### EXERCISE GOAL
Reproduce the records below exactly as they appear, omitting any pictures they contain.

### Extracted data entries
--- begin ---
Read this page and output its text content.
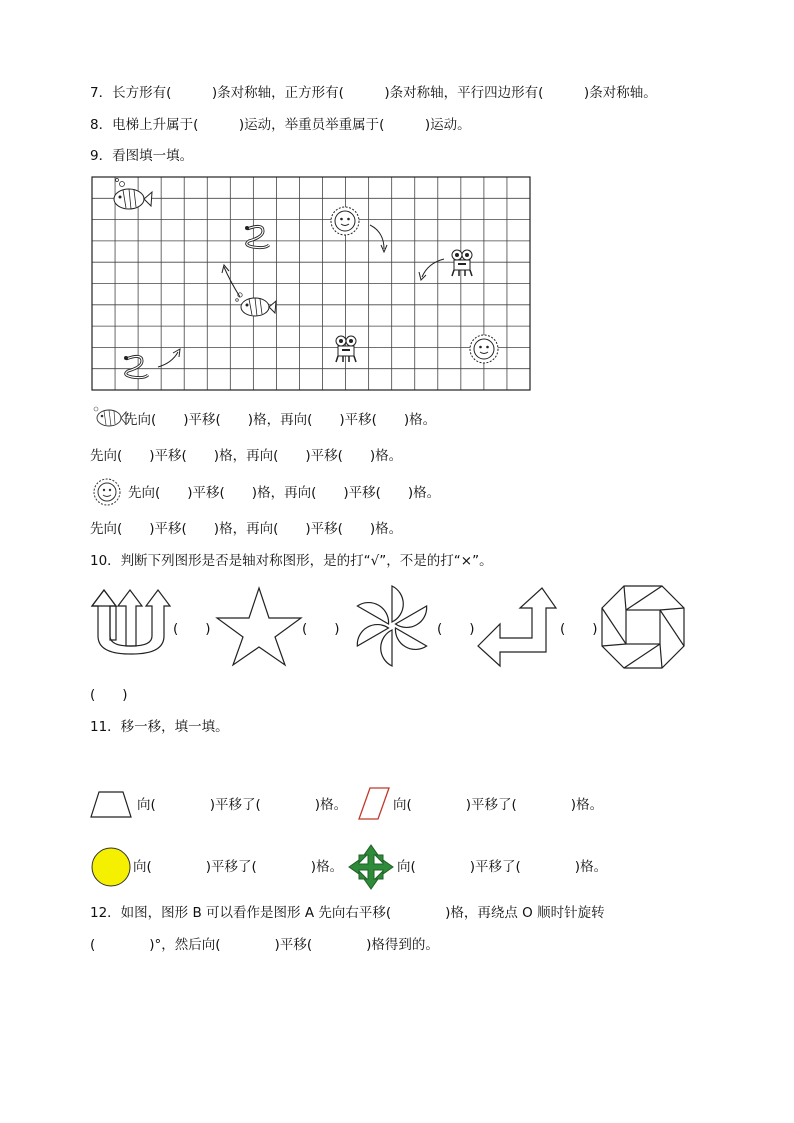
7．长方形有(　　　)条对称轴，正方形有(　　　)条对称轴，平行四边形有(　　　)条对称轴。
8．电梯上升属于(　　　)运动，举重员举重属于(　　　)运动。
9．看图填一填。
先向(　　)平移(　　)格，再向(　　)平移(　　)格。
先向(　　)平移(　　)格，再向(　　)平移(　　)格。
先向(　　)平移(　　)格，再向(　　)平移(　　)格。
先向(　　)平移(　　)格，再向(　　)平移(　　)格。
10．判断下列图形是否是轴对称图形，是的打“√”，不是的打“×”。
(　　)	(　　)	(　　)	(　　)
(　　)
11．移一移，填一填。
向(　　　　)平移了(　　　　)格。	向(　　　　)平移了(　　　　)格。
向(　　　　)平移了(　　　　)格。	向(　　　　)平移了(　　　　)格。
12．如图，图形 B 可以看作是图形 A 先向右平移(　　　　)格，再绕点 O 顺时针旋转
(　　　　)°，然后向(　　　　)平移(　　　　)格得到的。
--- end ---
### REPLY
Read this page and output its text content.
7．长方形有(　　　)条对称轴，正方形有(　　　)条对称轴，平行四边形有(　　　)条对称轴。
8．电梯上升属于(　　　)运动，举重员举重属于(　　　)运动。
9．看图填一填。
先向(　　)平移(　　)格，再向(　　)平移(　　)格。
先向(　　)平移(　　)格，再向(　　)平移(　　)格。
先向(　　)平移(　　)格，再向(　　)平移(　　)格。
先向(　　)平移(　　)格，再向(　　)平移(　　)格。
10．判断下列图形是否是轴对称图形，是的打“√”，不是的打“×”。
(　　)	(　　)	(　　)	(　　)
(　　)
11．移一移，填一填。
向(　　　　)平移了(　　　　)格。	向(　　　　)平移了(　　　　)格。
向(　　　　)平移了(　　　　)格。	向(　　　　)平移了(　　　　)格。
12．如图，图形 B 可以看作是图形 A 先向右平移(　　　　)格，再绕点 O 顺时针旋转
(　　　　)°，然后向(　　　　)平移(　　　　)格得到的。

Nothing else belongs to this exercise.